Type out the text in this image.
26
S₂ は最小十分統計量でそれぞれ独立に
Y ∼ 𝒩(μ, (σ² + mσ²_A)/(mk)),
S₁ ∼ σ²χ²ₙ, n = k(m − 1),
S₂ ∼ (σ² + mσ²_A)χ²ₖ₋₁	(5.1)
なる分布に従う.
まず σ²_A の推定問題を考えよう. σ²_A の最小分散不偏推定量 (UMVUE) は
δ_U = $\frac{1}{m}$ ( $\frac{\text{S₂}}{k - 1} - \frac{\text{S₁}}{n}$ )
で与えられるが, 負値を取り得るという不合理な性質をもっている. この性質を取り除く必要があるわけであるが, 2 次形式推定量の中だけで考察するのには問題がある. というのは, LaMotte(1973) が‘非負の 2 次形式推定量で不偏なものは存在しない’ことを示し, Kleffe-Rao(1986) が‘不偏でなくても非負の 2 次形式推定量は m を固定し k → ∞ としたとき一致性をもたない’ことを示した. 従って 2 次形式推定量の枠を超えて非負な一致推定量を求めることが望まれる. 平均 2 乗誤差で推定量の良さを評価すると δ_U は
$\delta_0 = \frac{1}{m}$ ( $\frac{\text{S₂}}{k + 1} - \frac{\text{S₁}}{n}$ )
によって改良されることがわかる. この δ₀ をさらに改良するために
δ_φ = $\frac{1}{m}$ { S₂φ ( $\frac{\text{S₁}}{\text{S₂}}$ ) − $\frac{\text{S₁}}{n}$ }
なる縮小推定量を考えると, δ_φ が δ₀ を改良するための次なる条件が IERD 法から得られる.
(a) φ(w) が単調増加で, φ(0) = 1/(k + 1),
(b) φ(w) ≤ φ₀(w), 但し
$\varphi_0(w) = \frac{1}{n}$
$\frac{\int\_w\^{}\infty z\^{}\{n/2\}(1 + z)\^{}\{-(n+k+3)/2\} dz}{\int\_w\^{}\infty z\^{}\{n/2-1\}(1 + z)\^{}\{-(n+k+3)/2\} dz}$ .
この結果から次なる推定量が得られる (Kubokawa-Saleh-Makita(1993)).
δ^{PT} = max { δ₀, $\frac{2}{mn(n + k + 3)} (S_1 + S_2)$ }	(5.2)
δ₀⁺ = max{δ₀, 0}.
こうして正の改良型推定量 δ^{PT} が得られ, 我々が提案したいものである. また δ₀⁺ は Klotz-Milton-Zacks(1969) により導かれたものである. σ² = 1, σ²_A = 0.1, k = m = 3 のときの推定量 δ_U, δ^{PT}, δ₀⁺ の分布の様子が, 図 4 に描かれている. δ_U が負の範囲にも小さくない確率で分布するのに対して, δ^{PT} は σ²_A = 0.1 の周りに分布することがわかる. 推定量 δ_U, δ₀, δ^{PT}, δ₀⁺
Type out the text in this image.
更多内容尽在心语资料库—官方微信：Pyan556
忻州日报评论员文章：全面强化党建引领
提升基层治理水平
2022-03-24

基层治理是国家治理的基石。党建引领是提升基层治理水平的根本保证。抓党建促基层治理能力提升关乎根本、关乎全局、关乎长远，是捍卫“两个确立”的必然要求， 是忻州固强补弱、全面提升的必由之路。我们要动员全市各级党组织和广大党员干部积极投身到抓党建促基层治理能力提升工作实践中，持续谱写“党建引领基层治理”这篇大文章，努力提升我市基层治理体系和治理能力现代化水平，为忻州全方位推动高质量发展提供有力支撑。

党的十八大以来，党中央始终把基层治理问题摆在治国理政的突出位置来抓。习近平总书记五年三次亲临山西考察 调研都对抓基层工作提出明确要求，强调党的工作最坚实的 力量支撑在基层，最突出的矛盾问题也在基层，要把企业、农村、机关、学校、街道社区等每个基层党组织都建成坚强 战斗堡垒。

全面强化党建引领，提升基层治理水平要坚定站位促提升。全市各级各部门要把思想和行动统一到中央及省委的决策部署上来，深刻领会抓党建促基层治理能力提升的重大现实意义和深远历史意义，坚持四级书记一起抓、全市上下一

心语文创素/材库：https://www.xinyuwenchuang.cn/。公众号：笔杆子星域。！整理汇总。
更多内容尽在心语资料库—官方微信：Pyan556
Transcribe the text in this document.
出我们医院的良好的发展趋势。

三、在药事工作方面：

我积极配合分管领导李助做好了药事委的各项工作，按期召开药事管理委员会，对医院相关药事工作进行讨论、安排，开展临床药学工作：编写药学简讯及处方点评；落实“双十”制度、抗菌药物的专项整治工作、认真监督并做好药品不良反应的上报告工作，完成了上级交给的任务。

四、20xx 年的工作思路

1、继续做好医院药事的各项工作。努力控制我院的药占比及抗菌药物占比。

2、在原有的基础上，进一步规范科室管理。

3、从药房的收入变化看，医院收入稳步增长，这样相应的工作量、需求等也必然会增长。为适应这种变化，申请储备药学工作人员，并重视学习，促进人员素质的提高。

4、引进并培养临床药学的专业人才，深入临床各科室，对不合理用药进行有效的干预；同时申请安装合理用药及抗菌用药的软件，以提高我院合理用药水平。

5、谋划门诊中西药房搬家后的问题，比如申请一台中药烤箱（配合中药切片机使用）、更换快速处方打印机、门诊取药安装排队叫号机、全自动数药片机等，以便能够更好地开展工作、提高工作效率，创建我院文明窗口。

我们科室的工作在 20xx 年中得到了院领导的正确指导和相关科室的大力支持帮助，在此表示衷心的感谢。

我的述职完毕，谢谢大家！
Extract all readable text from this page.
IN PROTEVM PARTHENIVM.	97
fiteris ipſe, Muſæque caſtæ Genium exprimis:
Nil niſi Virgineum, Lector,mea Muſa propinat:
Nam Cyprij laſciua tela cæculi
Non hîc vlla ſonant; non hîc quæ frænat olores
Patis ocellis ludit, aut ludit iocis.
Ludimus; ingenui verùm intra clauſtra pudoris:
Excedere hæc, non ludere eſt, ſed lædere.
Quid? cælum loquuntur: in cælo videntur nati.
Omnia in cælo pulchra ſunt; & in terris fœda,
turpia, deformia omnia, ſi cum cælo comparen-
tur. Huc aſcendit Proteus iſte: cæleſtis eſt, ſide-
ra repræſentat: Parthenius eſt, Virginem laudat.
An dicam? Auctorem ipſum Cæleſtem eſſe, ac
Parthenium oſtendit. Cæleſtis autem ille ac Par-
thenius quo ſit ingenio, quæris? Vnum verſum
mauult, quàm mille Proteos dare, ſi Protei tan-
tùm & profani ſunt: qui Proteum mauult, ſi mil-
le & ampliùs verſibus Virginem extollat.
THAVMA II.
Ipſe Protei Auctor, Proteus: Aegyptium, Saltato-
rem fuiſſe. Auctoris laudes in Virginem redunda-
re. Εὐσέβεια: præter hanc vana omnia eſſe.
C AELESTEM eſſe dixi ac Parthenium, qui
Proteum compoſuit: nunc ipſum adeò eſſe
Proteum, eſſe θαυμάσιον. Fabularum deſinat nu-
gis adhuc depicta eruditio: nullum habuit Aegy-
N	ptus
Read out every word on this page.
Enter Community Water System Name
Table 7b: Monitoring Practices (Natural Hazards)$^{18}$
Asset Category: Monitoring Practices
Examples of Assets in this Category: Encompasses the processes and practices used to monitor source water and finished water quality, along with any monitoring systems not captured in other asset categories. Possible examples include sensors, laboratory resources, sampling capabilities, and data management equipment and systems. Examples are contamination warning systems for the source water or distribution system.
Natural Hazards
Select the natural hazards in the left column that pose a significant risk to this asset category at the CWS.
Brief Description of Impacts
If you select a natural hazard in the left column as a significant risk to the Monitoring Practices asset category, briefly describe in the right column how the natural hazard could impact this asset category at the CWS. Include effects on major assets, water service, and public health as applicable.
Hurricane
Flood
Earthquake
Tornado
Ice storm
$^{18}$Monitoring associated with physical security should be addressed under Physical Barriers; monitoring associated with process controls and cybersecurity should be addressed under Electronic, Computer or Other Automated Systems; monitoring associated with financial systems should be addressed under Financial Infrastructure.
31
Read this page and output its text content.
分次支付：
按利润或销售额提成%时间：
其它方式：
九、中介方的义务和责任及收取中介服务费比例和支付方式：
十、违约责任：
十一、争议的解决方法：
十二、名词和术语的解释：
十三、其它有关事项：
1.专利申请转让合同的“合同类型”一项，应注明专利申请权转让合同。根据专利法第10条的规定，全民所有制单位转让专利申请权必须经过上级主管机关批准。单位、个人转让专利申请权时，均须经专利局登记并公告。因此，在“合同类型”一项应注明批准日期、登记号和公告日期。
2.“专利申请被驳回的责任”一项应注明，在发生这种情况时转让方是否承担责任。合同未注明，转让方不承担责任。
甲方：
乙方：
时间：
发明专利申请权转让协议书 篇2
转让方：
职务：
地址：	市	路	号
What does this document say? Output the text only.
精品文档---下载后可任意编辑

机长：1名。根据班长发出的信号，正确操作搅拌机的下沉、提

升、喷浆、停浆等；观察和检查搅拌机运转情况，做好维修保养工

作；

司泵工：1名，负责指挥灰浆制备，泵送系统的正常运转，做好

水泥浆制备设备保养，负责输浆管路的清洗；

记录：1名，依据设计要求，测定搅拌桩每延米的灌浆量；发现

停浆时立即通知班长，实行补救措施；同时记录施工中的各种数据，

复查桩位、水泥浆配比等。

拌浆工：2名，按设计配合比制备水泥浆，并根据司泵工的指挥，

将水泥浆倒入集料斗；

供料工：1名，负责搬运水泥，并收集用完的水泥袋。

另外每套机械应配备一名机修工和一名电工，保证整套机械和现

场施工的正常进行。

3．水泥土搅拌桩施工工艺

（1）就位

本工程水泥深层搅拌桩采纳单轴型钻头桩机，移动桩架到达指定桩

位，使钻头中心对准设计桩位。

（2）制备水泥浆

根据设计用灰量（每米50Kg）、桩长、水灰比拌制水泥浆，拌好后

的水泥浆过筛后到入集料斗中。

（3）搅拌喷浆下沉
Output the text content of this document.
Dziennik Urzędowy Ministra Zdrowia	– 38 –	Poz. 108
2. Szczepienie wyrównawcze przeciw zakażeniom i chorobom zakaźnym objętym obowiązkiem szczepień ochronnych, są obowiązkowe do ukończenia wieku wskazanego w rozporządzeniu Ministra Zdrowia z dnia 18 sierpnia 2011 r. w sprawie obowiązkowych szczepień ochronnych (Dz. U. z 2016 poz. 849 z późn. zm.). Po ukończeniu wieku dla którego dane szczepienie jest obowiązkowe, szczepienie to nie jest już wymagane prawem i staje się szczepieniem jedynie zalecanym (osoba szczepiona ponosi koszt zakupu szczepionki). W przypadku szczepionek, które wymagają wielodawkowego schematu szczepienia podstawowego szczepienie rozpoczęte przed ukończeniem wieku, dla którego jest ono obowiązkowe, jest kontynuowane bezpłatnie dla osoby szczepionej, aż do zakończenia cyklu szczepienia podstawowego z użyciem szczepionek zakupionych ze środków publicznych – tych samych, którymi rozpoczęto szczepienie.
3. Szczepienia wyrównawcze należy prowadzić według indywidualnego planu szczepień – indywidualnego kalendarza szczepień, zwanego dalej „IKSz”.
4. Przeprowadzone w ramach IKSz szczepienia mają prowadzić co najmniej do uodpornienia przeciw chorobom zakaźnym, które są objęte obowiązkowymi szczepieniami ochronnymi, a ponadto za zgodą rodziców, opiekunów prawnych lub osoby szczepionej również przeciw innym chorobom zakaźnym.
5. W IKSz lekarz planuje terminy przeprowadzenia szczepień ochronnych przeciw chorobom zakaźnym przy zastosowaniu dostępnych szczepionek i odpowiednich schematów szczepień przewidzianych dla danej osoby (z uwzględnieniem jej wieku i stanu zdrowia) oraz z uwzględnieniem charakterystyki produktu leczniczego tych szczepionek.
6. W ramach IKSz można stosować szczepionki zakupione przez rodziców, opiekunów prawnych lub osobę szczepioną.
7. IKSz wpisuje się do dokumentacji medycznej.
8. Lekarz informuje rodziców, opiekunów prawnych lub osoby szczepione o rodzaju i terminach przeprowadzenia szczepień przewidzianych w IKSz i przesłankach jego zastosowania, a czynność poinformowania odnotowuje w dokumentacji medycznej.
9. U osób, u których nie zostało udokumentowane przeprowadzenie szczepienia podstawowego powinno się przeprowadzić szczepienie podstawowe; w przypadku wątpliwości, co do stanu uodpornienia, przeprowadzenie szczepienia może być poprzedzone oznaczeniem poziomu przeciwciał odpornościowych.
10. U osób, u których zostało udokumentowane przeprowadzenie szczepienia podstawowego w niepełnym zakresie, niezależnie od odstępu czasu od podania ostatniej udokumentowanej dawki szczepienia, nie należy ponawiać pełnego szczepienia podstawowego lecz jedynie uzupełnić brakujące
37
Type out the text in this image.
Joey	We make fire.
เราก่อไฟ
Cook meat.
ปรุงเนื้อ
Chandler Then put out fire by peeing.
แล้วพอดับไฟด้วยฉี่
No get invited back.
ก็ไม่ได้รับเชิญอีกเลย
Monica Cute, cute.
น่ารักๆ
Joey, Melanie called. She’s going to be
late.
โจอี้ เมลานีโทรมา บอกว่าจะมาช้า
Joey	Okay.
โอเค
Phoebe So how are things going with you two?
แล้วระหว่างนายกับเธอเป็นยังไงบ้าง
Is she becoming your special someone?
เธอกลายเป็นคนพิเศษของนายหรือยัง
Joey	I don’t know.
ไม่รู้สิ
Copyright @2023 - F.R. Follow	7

Task details | For the records above, state how many lines include the string "opiekunów", giving the number and nothing else.

Reply | 3